* Records *
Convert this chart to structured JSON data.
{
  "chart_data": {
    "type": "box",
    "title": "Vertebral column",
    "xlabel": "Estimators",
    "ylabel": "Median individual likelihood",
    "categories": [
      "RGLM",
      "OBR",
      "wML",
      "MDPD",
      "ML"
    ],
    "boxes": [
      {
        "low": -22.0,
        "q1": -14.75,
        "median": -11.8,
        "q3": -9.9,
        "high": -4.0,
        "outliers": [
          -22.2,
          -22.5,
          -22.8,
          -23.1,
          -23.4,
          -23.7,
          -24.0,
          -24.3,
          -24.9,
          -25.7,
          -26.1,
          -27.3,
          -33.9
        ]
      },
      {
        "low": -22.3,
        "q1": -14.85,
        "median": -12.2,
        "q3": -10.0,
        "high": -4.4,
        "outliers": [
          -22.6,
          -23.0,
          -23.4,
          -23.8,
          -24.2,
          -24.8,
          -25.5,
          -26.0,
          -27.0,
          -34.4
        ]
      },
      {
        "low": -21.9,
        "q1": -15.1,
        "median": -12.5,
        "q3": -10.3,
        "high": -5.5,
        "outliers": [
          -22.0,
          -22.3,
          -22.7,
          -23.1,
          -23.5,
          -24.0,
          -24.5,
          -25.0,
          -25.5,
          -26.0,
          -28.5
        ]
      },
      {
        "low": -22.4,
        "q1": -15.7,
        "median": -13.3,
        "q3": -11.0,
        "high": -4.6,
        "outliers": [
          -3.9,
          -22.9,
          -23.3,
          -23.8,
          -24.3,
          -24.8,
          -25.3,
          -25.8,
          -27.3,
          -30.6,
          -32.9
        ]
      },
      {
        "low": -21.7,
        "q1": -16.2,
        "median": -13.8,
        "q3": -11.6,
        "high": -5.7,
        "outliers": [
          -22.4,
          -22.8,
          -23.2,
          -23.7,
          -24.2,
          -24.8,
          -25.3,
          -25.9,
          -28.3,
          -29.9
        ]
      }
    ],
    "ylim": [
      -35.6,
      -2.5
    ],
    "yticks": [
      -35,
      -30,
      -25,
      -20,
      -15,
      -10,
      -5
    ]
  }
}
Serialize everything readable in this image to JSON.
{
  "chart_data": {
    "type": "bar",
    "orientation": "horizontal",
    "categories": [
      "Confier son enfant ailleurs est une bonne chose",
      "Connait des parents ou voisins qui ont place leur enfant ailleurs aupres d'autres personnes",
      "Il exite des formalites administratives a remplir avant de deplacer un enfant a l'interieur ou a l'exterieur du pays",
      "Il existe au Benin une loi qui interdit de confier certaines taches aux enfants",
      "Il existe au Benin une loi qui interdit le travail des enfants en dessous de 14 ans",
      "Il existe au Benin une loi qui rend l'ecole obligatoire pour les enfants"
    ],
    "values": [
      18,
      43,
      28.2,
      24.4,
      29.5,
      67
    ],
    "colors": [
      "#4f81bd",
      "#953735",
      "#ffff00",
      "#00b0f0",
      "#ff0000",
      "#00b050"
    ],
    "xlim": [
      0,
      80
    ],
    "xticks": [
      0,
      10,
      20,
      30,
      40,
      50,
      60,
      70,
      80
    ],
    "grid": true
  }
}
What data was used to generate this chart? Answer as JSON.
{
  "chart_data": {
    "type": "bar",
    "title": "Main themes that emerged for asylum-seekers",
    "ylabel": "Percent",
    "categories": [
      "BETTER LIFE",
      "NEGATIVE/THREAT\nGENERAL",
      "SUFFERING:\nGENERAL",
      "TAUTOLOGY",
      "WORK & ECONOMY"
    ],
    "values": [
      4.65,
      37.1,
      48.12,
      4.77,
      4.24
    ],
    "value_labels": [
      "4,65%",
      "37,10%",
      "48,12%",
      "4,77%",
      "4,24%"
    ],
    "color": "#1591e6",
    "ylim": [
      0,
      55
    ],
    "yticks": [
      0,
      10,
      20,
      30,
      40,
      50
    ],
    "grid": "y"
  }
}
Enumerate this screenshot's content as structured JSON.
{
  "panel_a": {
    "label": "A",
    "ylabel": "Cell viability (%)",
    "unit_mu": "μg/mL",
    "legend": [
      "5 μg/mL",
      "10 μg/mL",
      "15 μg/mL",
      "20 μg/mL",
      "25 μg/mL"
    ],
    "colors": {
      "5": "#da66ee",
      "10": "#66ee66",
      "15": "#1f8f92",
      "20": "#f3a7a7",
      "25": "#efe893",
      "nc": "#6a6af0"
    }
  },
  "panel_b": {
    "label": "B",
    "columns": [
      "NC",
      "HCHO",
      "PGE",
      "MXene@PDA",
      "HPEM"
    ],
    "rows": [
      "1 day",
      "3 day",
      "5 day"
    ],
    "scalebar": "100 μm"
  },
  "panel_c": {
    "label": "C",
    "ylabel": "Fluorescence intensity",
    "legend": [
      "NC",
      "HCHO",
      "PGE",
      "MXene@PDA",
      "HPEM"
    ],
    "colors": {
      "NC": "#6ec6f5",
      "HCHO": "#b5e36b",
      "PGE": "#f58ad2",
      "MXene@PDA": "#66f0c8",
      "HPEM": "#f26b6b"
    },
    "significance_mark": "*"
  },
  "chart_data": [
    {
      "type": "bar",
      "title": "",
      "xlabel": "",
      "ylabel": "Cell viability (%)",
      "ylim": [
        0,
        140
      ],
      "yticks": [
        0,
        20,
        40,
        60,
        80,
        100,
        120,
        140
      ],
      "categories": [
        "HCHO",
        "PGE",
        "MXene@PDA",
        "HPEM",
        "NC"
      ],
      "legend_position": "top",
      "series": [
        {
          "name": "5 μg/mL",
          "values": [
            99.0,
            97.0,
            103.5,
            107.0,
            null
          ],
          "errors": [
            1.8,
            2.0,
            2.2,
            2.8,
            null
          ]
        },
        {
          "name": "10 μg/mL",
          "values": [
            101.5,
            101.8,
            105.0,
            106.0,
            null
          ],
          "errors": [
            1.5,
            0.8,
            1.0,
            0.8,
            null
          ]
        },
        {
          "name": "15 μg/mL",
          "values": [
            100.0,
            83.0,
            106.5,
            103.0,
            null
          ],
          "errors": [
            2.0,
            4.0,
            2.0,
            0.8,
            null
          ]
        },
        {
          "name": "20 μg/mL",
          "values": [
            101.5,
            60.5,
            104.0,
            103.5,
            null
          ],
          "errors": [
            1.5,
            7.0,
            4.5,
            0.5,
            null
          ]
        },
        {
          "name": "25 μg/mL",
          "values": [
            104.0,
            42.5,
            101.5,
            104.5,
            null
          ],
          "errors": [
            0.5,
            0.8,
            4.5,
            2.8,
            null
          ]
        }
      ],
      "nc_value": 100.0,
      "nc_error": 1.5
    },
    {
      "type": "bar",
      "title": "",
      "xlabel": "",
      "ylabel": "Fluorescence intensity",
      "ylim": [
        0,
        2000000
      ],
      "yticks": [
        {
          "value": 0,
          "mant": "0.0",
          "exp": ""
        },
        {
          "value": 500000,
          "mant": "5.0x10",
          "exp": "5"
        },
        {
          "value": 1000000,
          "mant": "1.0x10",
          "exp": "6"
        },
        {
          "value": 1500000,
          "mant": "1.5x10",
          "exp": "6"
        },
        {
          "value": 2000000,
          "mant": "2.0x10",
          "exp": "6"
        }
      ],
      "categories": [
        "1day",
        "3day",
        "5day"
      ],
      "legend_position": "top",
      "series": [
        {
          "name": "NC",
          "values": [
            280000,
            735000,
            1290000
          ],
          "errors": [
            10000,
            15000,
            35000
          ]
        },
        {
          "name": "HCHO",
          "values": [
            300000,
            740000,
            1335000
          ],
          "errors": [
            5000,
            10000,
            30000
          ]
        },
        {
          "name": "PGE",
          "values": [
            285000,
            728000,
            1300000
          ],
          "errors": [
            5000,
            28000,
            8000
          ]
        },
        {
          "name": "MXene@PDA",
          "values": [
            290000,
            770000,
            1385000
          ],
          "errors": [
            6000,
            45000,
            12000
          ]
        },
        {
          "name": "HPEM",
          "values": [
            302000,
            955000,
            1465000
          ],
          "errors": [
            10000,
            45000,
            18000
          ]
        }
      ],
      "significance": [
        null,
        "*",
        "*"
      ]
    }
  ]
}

* Problem description *
Write down only the number of lines that contain the string "Fluorescence" in the listing.

* Solved problem *
2